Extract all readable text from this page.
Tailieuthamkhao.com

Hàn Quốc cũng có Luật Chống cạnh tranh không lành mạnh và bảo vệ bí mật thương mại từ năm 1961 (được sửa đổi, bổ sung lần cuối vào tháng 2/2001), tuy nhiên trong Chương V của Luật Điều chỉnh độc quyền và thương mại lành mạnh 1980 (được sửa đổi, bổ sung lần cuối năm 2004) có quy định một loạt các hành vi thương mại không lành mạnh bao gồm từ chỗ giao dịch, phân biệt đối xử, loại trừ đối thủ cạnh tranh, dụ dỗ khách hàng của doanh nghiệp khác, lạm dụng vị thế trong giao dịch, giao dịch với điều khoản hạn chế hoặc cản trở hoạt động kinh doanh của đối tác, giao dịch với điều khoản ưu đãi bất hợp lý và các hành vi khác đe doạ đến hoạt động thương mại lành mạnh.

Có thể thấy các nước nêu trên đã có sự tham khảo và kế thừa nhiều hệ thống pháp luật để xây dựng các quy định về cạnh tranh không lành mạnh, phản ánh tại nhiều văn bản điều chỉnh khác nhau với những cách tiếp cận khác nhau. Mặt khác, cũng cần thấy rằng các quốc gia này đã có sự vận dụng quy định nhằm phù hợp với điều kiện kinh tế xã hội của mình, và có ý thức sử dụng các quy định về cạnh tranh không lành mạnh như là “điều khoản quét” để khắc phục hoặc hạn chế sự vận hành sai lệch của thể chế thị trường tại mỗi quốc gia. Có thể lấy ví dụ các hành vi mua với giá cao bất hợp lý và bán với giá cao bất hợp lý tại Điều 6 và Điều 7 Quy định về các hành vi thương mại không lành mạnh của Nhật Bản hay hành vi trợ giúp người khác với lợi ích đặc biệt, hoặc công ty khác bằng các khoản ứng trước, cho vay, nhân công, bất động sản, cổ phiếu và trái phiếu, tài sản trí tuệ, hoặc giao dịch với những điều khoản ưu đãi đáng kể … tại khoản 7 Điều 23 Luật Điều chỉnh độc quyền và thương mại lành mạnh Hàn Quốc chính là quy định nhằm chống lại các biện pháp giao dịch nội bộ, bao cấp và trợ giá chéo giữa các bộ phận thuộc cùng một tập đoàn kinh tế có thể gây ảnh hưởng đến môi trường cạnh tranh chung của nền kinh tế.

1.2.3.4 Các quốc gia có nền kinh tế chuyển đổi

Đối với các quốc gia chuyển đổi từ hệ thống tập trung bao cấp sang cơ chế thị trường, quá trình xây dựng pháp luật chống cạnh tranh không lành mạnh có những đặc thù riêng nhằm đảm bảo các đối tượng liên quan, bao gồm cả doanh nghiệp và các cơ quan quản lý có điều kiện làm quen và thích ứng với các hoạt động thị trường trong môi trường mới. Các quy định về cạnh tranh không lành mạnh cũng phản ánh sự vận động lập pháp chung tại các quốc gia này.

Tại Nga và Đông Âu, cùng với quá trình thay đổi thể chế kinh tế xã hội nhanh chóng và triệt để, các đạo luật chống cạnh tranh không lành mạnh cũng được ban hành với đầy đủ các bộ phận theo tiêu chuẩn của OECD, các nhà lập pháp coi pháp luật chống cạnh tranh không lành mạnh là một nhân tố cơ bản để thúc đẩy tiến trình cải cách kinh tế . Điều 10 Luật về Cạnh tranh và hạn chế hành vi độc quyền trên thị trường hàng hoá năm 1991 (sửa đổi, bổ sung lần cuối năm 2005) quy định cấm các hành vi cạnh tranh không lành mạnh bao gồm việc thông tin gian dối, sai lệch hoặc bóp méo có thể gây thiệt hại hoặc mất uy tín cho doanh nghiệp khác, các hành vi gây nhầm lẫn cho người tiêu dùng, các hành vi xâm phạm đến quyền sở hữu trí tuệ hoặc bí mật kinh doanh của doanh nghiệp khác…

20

TASK DIRECTIONS: Set down the listing above in full, please, exactly as it appears.

RESULT OF THIS EXERCISE:
Extract all readable text from this page.
Tailieuthamkhao.com

Hàn Quốc cũng có Luật Chống cạnh tranh không lành mạnh và bảo vệ bí mật thương mại từ năm 1961 (được sửa đổi, bổ sung lần cuối vào tháng 2/2001), tuy nhiên trong Chương V của Luật Điều chỉnh độc quyền và thương mại lành mạnh 1980 (được sửa đổi, bổ sung lần cuối năm 2004) có quy định một loạt các hành vi thương mại không lành mạnh bao gồm từ chỗ giao dịch, phân biệt đối xử, loại trừ đối thủ cạnh tranh, dụ dỗ khách hàng của doanh nghiệp khác, lạm dụng vị thế trong giao dịch, giao dịch với điều khoản hạn chế hoặc cản trở hoạt động kinh doanh của đối tác, giao dịch với điều khoản ưu đãi bất hợp lý và các hành vi khác đe doạ đến hoạt động thương mại lành mạnh.

Có thể thấy các nước nêu trên đã có sự tham khảo và kế thừa nhiều hệ thống pháp luật để xây dựng các quy định về cạnh tranh không lành mạnh, phản ánh tại nhiều văn bản điều chỉnh khác nhau với những cách tiếp cận khác nhau. Mặt khác, cũng cần thấy rằng các quốc gia này đã có sự vận dụng quy định nhằm phù hợp với điều kiện kinh tế xã hội của mình, và có ý thức sử dụng các quy định về cạnh tranh không lành mạnh như là “điều khoản quét” để khắc phục hoặc hạn chế sự vận hành sai lệch của thể chế thị trường tại mỗi quốc gia. Có thể lấy ví dụ các hành vi mua với giá cao bất hợp lý và bán với giá cao bất hợp lý tại Điều 6 và Điều 7 Quy định về các hành vi thương mại không lành mạnh của Nhật Bản hay hành vi trợ giúp người khác với lợi ích đặc biệt, hoặc công ty khác bằng các khoản ứng trước, cho vay, nhân công, bất động sản, cổ phiếu và trái phiếu, tài sản trí tuệ, hoặc giao dịch với những điều khoản ưu đãi đáng kể … tại khoản 7 Điều 23 Luật Điều chỉnh độc quyền và thương mại lành mạnh Hàn Quốc chính là quy định nhằm chống lại các biện pháp giao dịch nội bộ, bao cấp và trợ giá chéo giữa các bộ phận thuộc cùng một tập đoàn kinh tế có thể gây ảnh hưởng đến môi trường cạnh tranh chung của nền kinh tế.

1.2.3.4 Các quốc gia có nền kinh tế chuyển đổi

Đối với các quốc gia chuyển đổi từ hệ thống tập trung bao cấp sang cơ chế thị trường, quá trình xây dựng pháp luật chống cạnh tranh không lành mạnh có những đặc thù riêng nhằm đảm bảo các đối tượng liên quan, bao gồm cả doanh nghiệp và các cơ quan quản lý có điều kiện làm quen và thích ứng với các hoạt động thị trường trong môi trường mới. Các quy định về cạnh tranh không lành mạnh cũng phản ánh sự vận động lập pháp chung tại các quốc gia này.

Tại Nga và Đông Âu, cùng với quá trình thay đổi thể chế kinh tế xã hội nhanh chóng và triệt để, các đạo luật chống cạnh tranh không lành mạnh cũng được ban hành với đầy đủ các bộ phận theo tiêu chuẩn của OECD, các nhà lập pháp coi pháp luật chống cạnh tranh không lành mạnh là một nhân tố cơ bản để thúc đẩy tiến trình cải cách kinh tế . Điều 10 Luật về Cạnh tranh và hạn chế hành vi độc quyền trên thị trường hàng hoá năm 1991 (sửa đổi, bổ sung lần cuối năm 2005) quy định cấm các hành vi cạnh tranh không lành mạnh bao gồm việc thông tin gian dối, sai lệch hoặc bóp méo có thể gây thiệt hại hoặc mất uy tín cho doanh nghiệp khác, các hành vi gây nhầm lẫn cho người tiêu dùng, các hành vi xâm phạm đến quyền sở hữu trí tuệ hoặc bí mật kinh doanh của doanh nghiệp khác…

20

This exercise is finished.